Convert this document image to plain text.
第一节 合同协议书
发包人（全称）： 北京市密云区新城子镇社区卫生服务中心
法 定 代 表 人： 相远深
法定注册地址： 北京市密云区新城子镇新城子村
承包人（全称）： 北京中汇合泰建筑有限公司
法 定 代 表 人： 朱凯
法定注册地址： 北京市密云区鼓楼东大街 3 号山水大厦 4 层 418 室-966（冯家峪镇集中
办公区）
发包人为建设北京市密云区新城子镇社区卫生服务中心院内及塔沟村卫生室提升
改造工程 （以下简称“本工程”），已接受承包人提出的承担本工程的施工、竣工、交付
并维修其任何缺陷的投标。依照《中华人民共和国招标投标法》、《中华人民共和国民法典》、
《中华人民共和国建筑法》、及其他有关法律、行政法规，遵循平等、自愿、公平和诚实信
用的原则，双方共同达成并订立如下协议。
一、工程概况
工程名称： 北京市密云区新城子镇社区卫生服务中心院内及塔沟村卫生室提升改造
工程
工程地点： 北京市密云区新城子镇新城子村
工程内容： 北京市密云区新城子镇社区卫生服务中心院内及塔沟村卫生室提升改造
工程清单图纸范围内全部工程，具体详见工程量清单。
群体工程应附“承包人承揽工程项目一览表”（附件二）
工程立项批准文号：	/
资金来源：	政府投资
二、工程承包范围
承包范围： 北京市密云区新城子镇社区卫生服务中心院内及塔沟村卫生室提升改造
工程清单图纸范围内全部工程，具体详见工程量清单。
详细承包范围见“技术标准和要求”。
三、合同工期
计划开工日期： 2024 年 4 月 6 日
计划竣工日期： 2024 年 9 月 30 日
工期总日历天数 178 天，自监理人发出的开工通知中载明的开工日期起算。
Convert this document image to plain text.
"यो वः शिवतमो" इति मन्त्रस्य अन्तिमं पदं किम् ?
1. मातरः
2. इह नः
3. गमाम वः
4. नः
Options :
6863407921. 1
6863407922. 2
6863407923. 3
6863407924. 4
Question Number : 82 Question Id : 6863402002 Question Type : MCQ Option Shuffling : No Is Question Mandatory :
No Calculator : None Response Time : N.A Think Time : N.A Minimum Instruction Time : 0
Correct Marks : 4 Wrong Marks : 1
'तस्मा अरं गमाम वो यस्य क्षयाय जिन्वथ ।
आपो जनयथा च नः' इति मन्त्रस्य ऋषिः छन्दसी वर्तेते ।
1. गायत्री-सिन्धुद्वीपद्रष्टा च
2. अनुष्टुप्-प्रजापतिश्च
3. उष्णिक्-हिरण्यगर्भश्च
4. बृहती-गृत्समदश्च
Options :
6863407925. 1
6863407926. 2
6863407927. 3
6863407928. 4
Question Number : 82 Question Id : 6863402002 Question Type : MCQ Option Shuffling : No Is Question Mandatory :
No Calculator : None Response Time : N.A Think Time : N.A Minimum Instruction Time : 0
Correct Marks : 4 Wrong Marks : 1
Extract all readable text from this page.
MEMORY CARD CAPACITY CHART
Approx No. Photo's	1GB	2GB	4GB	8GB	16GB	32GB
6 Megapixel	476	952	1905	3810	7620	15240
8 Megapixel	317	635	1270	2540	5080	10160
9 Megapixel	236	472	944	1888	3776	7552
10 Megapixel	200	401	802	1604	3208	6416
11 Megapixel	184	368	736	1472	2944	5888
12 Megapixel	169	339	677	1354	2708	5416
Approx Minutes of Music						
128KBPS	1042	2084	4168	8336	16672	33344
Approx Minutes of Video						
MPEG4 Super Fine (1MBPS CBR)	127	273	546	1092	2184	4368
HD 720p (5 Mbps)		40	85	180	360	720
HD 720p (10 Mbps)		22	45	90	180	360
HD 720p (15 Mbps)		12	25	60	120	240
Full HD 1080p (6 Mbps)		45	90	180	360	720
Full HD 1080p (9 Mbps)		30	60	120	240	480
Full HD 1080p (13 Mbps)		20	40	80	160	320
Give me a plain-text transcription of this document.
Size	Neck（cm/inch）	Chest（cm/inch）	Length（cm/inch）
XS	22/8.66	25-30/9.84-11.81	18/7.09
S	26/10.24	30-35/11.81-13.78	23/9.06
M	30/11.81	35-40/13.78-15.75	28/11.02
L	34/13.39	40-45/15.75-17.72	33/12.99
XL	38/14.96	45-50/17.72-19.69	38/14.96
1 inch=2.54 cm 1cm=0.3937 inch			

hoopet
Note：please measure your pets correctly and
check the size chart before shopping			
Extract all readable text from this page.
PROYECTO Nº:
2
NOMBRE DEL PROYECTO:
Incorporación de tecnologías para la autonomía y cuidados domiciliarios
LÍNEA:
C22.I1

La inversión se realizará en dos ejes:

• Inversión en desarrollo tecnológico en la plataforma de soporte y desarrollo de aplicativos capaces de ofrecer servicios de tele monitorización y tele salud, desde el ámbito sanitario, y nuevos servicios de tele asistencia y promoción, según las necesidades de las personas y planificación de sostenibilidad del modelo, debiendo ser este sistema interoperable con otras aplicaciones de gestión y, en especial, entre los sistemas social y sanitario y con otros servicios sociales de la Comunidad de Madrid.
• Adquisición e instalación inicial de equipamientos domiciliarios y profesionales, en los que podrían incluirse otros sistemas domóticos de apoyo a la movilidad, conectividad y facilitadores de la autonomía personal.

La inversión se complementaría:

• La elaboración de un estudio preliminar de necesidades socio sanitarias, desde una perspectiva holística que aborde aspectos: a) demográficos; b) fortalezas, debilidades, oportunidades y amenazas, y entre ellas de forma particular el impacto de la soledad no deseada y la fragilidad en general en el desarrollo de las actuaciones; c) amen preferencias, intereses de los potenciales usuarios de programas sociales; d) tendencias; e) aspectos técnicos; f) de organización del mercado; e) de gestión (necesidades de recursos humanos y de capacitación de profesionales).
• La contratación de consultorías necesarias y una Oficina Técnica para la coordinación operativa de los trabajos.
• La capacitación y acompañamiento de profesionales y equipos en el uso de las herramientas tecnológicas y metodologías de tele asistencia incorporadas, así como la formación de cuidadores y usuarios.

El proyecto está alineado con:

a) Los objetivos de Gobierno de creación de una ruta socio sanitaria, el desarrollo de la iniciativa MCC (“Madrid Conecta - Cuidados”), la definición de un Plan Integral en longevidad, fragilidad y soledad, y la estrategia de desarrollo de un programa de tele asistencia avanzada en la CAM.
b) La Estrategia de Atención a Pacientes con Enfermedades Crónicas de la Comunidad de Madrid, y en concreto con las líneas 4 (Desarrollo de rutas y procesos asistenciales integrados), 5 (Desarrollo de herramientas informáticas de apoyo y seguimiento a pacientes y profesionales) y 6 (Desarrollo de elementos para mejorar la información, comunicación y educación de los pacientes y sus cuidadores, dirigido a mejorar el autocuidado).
● ● ● ●
:: Given problem ::
Find all lines holding the string "Comunidad" and copy them.

:: Finished answer ::
• Inversión en desarrollo tecnológico en la plataforma de soporte y desarrollo de aplicativos capaces de ofrecer servicios de tele monitorización y tele salud, desde el ámbito sanitario, y nuevos servicios de tele asistencia y promoción, según las necesidades de las personas y planificación de sostenibilidad del modelo, debiendo ser este sistema interoperable con otras aplicaciones de gestión y, en especial, entre los sistemas social y sanitario y con otros servicios sociales de la Comunidad de Madrid.
b) La Estrategia de Atención a Pacientes con Enfermedades Crónicas de la Comunidad de Madrid, y en concreto con las líneas 4 (Desarrollo de rutas y procesos asistenciales integrados), 5 (Desarrollo de herramientas informáticas de apoyo y seguimiento a pacientes y profesionales) y 6 (Desarrollo de elementos para mejorar la información, comunicación y educación de los pacientes y sus cuidadores, dirigido a mejorar el autocuidado).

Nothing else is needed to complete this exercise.